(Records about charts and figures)

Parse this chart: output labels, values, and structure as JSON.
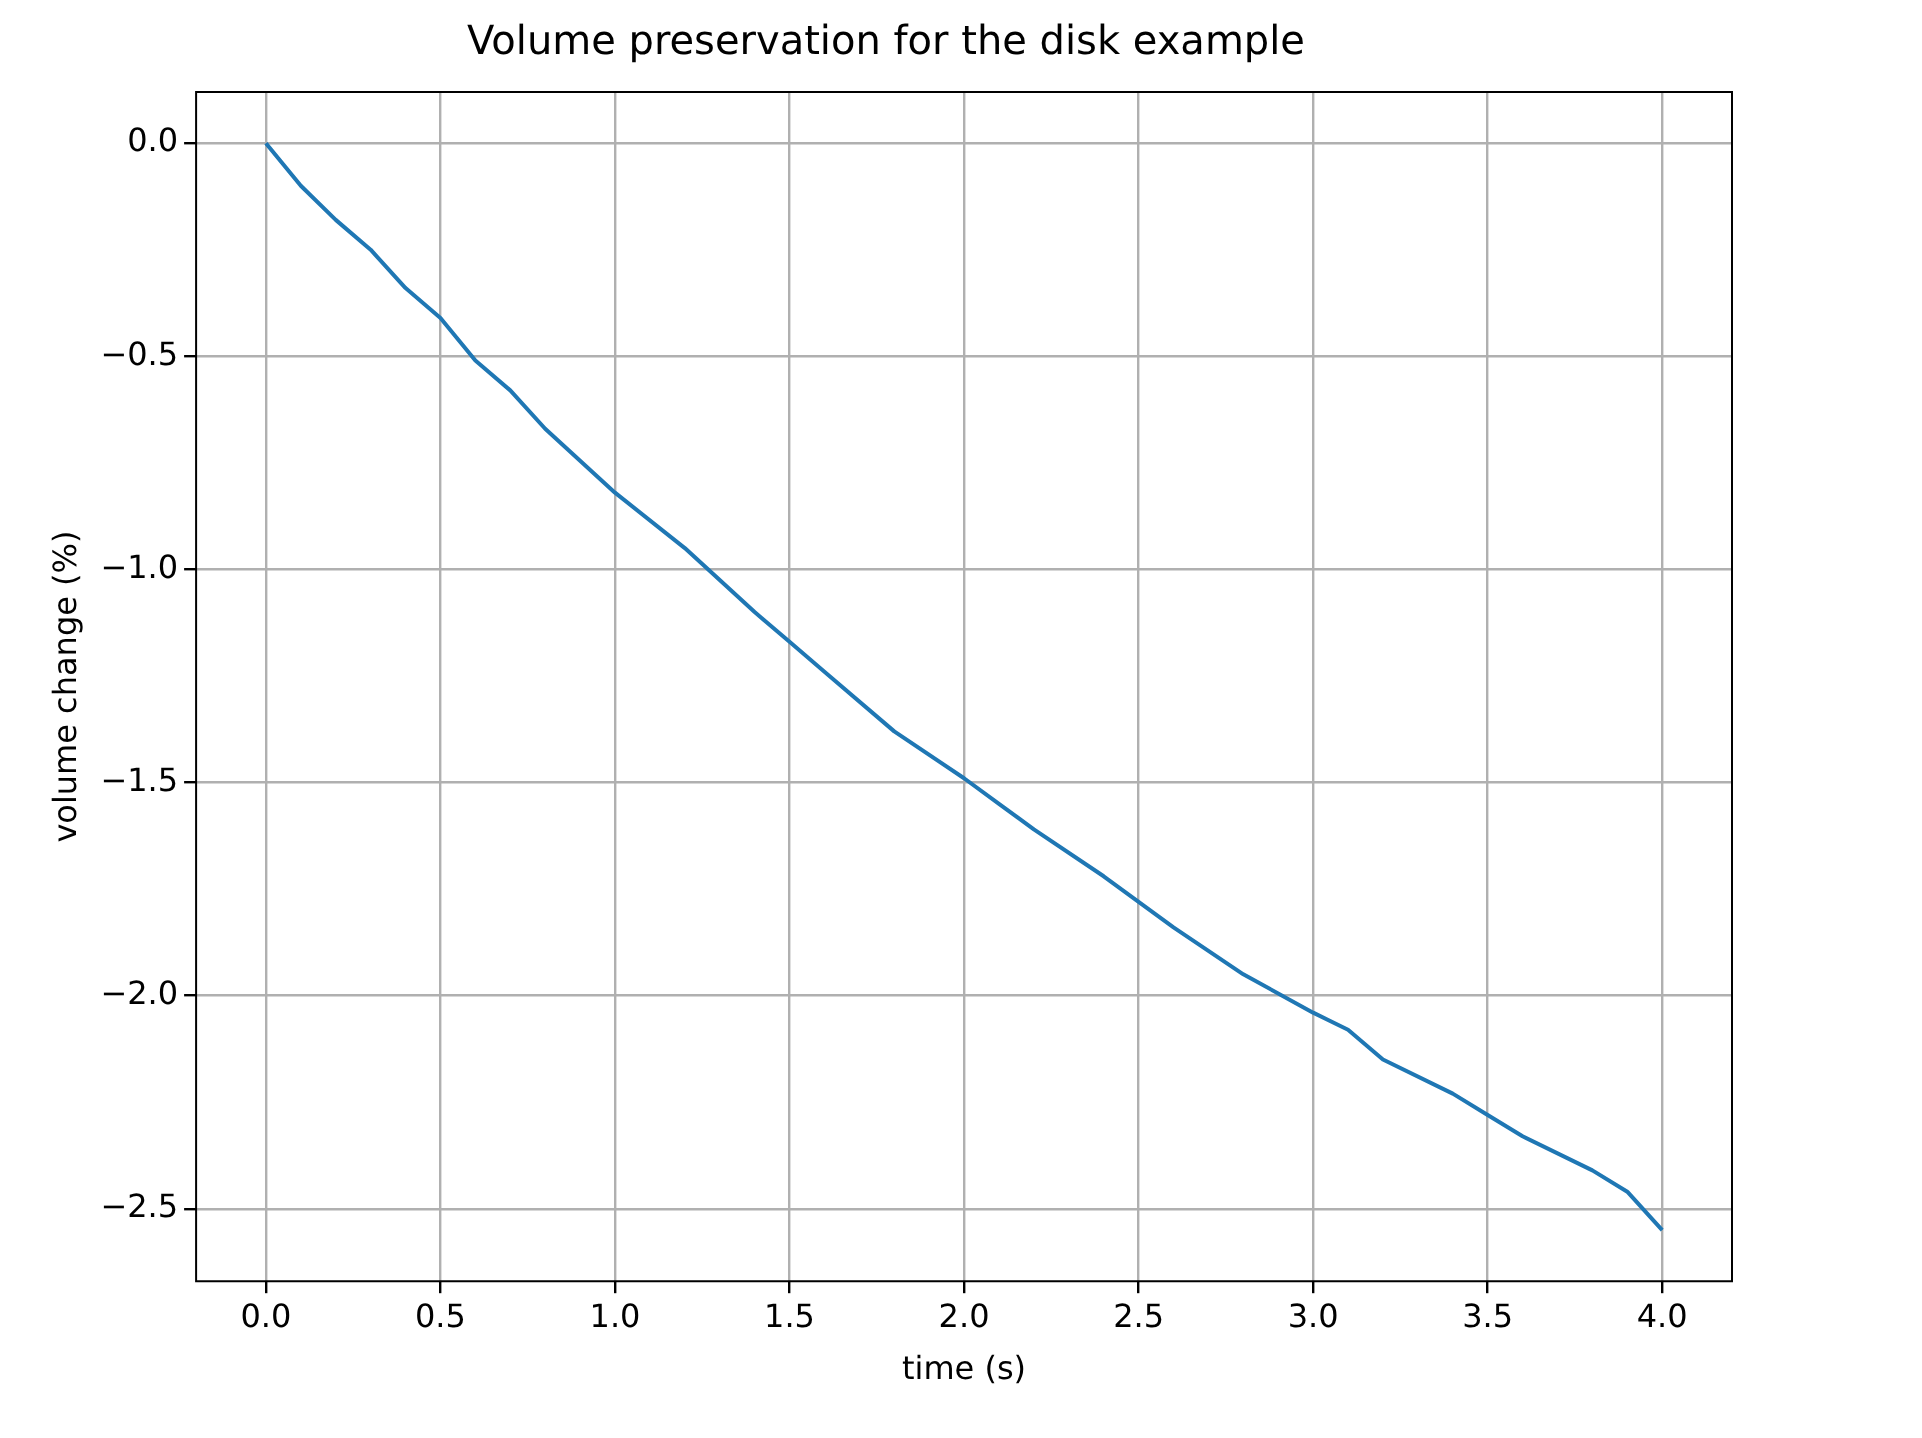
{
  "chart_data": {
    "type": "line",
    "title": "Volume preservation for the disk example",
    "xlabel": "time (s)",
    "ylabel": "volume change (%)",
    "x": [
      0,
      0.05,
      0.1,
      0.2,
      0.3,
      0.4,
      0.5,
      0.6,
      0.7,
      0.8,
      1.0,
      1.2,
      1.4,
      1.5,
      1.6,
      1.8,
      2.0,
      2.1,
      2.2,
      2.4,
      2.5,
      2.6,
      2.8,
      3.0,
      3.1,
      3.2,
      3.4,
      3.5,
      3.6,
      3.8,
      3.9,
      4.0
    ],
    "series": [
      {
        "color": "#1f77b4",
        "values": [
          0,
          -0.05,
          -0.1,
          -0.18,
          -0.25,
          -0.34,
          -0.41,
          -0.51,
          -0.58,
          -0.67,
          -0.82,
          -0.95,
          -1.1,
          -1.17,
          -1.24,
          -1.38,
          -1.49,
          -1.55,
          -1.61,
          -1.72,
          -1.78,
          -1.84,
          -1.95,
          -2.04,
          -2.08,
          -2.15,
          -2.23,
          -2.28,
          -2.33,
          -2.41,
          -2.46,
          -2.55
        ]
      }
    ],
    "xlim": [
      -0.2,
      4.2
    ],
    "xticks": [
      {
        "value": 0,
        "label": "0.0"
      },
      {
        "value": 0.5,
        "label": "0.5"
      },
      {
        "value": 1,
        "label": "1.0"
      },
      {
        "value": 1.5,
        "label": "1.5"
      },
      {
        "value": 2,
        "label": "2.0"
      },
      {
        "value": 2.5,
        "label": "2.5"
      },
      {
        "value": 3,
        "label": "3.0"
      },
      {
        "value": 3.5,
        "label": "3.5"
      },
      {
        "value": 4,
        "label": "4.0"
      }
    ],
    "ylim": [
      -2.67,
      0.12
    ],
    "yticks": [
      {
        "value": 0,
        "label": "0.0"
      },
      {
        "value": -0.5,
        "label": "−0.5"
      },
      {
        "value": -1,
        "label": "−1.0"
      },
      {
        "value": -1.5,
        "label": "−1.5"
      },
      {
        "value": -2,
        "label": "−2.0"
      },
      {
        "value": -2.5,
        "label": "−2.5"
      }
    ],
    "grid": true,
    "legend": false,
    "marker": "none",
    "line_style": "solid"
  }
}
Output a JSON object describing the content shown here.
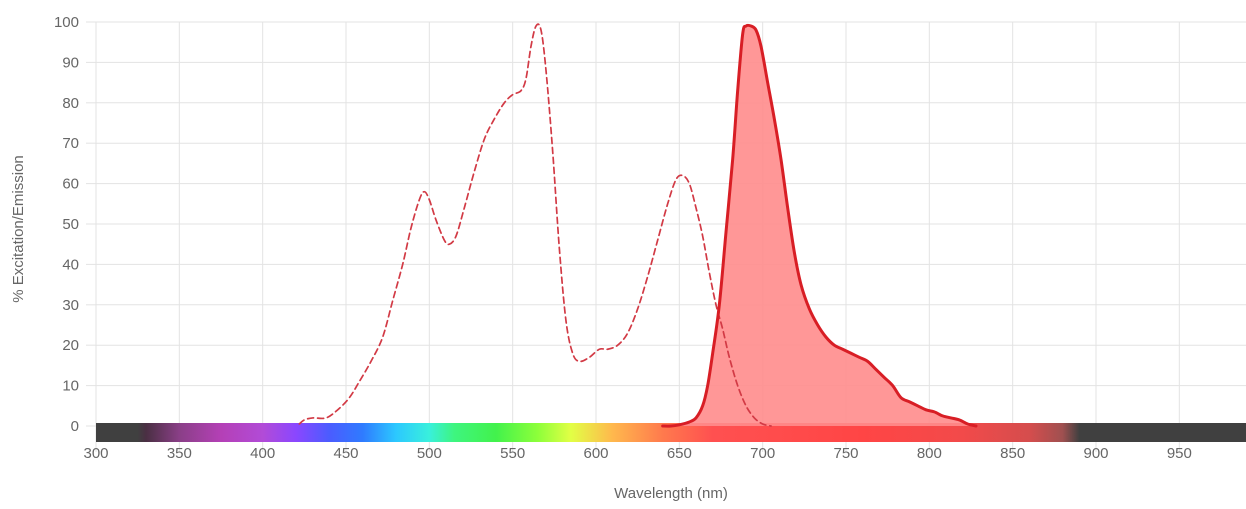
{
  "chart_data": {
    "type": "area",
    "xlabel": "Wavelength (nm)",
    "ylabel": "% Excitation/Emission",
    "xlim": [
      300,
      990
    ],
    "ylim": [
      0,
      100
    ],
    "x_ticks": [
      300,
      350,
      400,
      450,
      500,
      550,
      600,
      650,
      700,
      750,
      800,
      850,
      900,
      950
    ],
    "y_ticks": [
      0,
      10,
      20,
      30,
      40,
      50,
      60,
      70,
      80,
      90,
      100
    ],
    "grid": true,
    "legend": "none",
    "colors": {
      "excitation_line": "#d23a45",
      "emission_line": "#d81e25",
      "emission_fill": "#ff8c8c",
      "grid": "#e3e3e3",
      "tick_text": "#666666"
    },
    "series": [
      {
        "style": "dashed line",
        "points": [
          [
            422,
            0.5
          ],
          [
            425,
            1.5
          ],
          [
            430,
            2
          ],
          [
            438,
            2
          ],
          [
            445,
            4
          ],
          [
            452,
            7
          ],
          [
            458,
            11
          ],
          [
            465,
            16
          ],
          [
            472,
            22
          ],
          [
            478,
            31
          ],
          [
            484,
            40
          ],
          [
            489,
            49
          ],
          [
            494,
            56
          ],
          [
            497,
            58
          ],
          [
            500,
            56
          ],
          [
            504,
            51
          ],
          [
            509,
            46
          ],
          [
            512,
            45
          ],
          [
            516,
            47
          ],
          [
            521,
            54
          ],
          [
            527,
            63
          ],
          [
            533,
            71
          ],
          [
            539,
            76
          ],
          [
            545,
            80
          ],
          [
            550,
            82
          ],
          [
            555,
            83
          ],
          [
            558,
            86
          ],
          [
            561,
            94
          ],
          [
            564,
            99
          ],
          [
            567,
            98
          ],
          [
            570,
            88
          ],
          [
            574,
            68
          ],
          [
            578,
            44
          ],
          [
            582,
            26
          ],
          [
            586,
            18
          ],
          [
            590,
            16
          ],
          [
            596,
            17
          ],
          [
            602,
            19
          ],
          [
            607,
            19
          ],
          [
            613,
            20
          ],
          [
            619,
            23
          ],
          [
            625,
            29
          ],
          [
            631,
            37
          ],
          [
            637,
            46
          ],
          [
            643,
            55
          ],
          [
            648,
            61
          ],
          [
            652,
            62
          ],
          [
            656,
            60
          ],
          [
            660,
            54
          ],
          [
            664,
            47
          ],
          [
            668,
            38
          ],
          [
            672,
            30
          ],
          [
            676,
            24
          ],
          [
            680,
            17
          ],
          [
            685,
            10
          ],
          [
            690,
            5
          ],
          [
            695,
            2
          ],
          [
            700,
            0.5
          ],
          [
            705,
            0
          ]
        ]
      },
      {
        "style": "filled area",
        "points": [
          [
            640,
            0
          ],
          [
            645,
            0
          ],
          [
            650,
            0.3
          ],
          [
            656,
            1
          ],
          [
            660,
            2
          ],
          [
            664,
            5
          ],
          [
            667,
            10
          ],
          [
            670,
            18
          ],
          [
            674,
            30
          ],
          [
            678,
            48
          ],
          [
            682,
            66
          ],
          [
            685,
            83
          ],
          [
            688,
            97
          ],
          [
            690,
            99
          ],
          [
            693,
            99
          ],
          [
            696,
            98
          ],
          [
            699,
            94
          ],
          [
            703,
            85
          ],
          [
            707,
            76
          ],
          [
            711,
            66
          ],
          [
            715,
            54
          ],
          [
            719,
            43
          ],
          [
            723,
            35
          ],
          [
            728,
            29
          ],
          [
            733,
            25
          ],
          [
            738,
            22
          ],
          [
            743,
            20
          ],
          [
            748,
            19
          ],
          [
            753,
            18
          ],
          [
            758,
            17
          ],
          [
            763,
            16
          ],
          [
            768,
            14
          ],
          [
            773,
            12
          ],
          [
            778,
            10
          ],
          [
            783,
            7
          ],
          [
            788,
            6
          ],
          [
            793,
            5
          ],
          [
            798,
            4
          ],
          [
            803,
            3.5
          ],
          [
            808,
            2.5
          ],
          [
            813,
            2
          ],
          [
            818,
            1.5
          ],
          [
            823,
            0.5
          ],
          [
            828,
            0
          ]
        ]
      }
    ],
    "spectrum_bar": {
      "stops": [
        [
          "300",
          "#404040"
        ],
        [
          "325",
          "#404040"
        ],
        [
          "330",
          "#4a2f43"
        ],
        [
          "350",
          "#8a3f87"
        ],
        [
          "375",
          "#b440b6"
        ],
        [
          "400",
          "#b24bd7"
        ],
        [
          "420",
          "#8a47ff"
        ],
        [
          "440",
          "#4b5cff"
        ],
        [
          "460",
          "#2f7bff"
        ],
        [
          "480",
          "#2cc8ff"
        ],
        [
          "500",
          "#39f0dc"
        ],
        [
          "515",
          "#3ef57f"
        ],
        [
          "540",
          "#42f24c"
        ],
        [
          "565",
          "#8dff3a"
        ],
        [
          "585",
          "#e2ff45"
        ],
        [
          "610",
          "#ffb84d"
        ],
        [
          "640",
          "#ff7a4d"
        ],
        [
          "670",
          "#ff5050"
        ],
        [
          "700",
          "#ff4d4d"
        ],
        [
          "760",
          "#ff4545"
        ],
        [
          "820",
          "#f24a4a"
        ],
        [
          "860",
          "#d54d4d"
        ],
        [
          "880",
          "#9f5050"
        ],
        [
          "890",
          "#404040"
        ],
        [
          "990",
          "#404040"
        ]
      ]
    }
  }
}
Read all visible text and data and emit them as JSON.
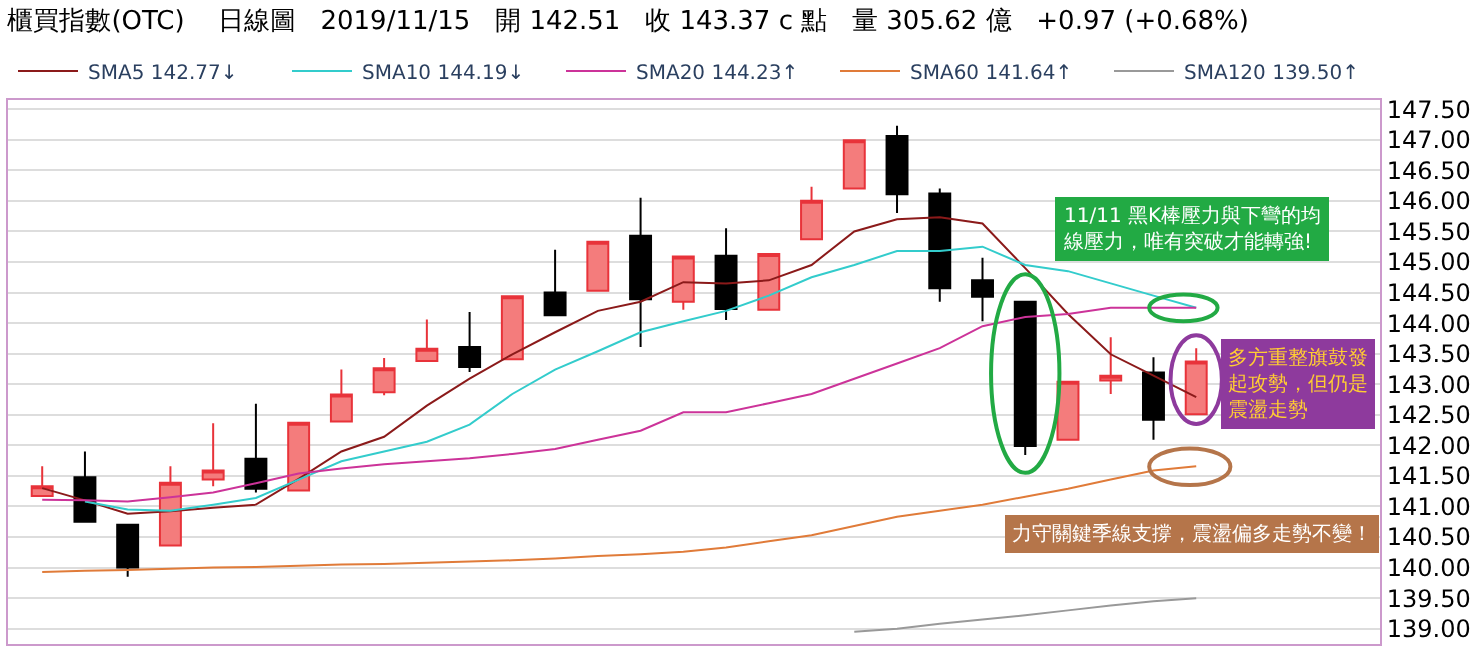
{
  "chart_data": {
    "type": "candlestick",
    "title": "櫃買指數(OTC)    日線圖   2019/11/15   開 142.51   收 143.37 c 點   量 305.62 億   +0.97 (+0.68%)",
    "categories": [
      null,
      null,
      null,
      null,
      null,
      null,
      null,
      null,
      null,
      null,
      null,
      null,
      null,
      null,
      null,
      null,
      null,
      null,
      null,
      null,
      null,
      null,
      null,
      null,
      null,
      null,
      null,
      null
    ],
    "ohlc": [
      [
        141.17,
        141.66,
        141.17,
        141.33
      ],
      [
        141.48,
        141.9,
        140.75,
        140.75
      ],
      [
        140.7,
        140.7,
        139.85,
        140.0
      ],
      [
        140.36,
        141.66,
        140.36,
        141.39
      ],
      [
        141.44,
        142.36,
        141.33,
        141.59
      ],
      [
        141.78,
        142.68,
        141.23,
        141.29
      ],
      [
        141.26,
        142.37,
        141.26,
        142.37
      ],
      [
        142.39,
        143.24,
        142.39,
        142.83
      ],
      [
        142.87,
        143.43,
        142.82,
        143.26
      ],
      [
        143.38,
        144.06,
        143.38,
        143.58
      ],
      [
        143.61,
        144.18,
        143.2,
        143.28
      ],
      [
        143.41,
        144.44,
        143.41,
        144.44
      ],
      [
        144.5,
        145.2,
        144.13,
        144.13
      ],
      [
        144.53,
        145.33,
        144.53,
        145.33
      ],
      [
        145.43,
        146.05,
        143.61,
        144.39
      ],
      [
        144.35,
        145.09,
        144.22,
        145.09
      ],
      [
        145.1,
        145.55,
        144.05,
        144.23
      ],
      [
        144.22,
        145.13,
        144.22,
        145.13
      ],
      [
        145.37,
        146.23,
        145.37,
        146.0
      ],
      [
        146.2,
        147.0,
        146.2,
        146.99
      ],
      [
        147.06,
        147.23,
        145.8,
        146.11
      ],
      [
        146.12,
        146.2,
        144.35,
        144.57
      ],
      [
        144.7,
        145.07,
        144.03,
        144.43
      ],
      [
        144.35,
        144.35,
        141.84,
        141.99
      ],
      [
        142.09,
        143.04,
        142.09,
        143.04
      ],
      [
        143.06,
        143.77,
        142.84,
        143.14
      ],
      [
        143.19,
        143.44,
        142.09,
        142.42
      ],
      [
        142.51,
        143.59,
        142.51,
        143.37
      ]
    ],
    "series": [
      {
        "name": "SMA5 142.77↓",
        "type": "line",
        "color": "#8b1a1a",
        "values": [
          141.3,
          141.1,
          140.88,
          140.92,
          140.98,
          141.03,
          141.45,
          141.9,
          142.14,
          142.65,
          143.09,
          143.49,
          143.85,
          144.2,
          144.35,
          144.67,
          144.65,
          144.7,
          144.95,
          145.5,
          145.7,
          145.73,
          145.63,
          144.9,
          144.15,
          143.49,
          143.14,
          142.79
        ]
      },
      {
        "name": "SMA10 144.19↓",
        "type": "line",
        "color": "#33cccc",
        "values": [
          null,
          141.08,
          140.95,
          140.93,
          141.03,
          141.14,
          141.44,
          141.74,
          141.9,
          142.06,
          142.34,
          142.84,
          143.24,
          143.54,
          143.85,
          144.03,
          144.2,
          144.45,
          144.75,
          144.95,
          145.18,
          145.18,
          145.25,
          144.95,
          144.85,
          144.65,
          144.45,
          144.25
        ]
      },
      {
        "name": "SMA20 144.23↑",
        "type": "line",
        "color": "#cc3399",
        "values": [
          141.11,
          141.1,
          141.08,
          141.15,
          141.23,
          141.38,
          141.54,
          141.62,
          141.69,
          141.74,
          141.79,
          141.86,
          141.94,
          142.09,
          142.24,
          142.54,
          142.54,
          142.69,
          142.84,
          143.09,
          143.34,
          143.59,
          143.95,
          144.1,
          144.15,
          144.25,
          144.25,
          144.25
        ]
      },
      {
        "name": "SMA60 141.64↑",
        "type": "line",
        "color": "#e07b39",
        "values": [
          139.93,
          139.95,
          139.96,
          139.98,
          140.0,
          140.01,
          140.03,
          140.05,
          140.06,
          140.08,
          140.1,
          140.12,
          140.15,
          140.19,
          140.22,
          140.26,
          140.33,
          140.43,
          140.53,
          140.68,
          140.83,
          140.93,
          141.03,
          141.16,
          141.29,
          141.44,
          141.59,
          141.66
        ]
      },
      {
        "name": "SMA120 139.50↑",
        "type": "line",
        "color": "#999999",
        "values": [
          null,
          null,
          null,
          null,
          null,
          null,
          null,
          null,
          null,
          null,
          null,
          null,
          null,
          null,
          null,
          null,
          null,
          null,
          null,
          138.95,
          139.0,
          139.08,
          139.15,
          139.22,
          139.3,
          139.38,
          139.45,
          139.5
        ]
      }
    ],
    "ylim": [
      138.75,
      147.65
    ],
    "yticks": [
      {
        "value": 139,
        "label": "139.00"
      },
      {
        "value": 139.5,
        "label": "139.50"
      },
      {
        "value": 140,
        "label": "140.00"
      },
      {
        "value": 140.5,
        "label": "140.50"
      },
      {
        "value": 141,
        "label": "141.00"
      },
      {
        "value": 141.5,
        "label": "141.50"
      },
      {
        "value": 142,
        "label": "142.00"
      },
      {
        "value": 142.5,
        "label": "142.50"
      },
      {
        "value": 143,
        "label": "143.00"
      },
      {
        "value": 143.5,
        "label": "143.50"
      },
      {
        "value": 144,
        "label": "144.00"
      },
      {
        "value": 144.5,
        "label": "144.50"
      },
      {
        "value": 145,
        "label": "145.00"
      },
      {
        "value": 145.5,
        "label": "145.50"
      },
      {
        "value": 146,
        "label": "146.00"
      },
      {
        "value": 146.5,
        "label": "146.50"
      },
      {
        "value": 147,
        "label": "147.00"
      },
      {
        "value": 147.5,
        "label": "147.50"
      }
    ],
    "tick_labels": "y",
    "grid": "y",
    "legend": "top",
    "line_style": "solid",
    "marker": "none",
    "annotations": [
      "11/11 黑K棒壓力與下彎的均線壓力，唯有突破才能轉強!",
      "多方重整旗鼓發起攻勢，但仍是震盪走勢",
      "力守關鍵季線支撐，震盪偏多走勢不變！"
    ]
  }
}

Stated problem. Select all lines in the listing that include the word "legend".

Answer to this problem.
    "legend": false,
    "legend": "none",
    "legend": "top",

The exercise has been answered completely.